Problema planteado => Reproduce el fragmento del texto sobre la Legación de Noruega comprendido entre "La excitación que" y "su propia seguridad.", ambos incluidos.

En los primeros días de septiembre, desprestigiado el gobierno, tomó las riendas del poder una combinación de socialistas, comunistas y anarquistas bajo la presidencia de Largo Caballero. Como esta gente era el exponente y los representantes de los partidos de donde se reclutaban los milicianos, además de otras bandas de furtivos y asesinos, podía suponerse que conseguirían hacer posible encauzar toda esa arbitrariedad y restaurar un orden estatal. El nuevo Ministro de Estado (Exteriores) visitó, al día siguiente de tomar posesión, al Decano, Embajador de Chile, y le prometió solemnemente que el Gobierno acabaría inmediatamente con los asesinatos, los robos en las casas y en la calle, así como con las detenciones arbitrarias, si se le concedía al efecto, no más de dos o tres días de tiempo.
Pero en lugar de lo dicho, las cosas fueron a peor de día en día. Una noche, en la segunda quincena de septiembre, se produjo un trágico incidente a la puerta de la misma Legación de Noruega. En este edificio se hallaba la vivienda y el garaje de un alto empleado extranjero de la Compañía Telefónica, cuyo chófer prestaba servicio también en la Policía. Al volver de regreso a su casa en el coche hacia las once de la noche, y en el momento en que pretendía entrar, se detuvo un coche del que se bajaron tres policías de uniforme. Cruzaron muy levemente unas palabras con él, sacaron sus pistolas ya preparadas y lo mataron, disparándole varios tiros, en el umbral de la Legación. ¡Y eran todos policías!
La excitación que cundió entre los refugiados de las distintas plantas, que ya pertenecían a la Legación, era comprensiblemente inaudita por cuanto sacaban de este acontecimiento conclusiones respecto a su propia seguridad.
Quisiera, ahora, informar de los acontecimientos concernientes al abogado de mi Legación, Ricardo de la Cierva.

(Registros de cuadros etiquetados)
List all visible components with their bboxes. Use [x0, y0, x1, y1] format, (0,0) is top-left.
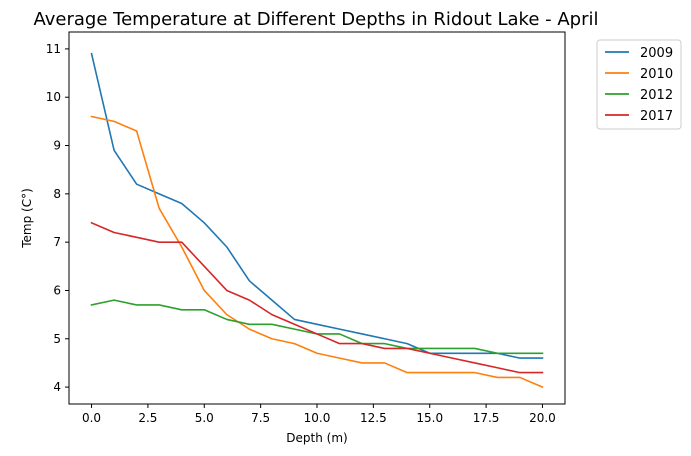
x-tick-label: 7.5 [251, 411, 270, 425]
y-axis: 4 5 6 7 8 9 10 11 [46, 42, 69, 394]
y-tick-label: 5 [53, 332, 61, 346]
x-tick-label: 12.5 [360, 411, 387, 425]
x-tick-label: 10.0 [304, 411, 331, 425]
x-axis: 0.0 2.5 5.0 7.5 10.0 12.5 15.0 17.5 20.0 [82, 404, 556, 425]
legend-label-2009: 2009 [640, 46, 673, 61]
x-tick-label: 0.0 [82, 411, 101, 425]
x-tick-label: 5.0 [195, 411, 214, 425]
y-tick-label: 7 [53, 235, 61, 249]
y-tick-label: 6 [53, 283, 61, 297]
series-line-2009 [90, 52, 544, 359]
x-tick-label: 17.5 [473, 411, 500, 425]
y-tick-label: 11 [46, 42, 61, 56]
series-line-2012 [90, 299, 544, 355]
legend-label-2017: 2017 [640, 109, 673, 124]
legend-label-2012: 2012 [640, 88, 673, 103]
x-tick-label: 2.5 [138, 411, 157, 425]
y-tick-label: 9 [53, 139, 61, 153]
series-line-2017 [90, 221, 544, 374]
y-tick-label: 10 [46, 90, 61, 104]
x-tick-label: 20.0 [529, 411, 556, 425]
y-axis-label: Temp (C°) [20, 188, 34, 249]
y-tick-label: 4 [53, 380, 61, 394]
series-line-2010 [90, 115, 544, 389]
y-tick-label: 8 [53, 187, 61, 201]
x-axis-label: Depth (m) [286, 431, 347, 445]
chart-title: Average Temperature at Different Depths … [34, 9, 599, 30]
x-tick-label: 15.0 [416, 411, 443, 425]
legend-frame [596, 39, 682, 130]
plot-frame [68, 31, 566, 405]
legend: 2009 2010 2012 2017 [596, 39, 682, 130]
plot-area [90, 52, 544, 389]
legend-label-2010: 2010 [640, 67, 673, 82]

Respuesta desarrollada =>
La excitación que cundió entre los refugiados de las distintas plantas, que ya pertenecían a la Legación, era comprensiblemente inaudita por cuanto sacaban de este acontecimiento conclusiones respecto a su propia seguridad.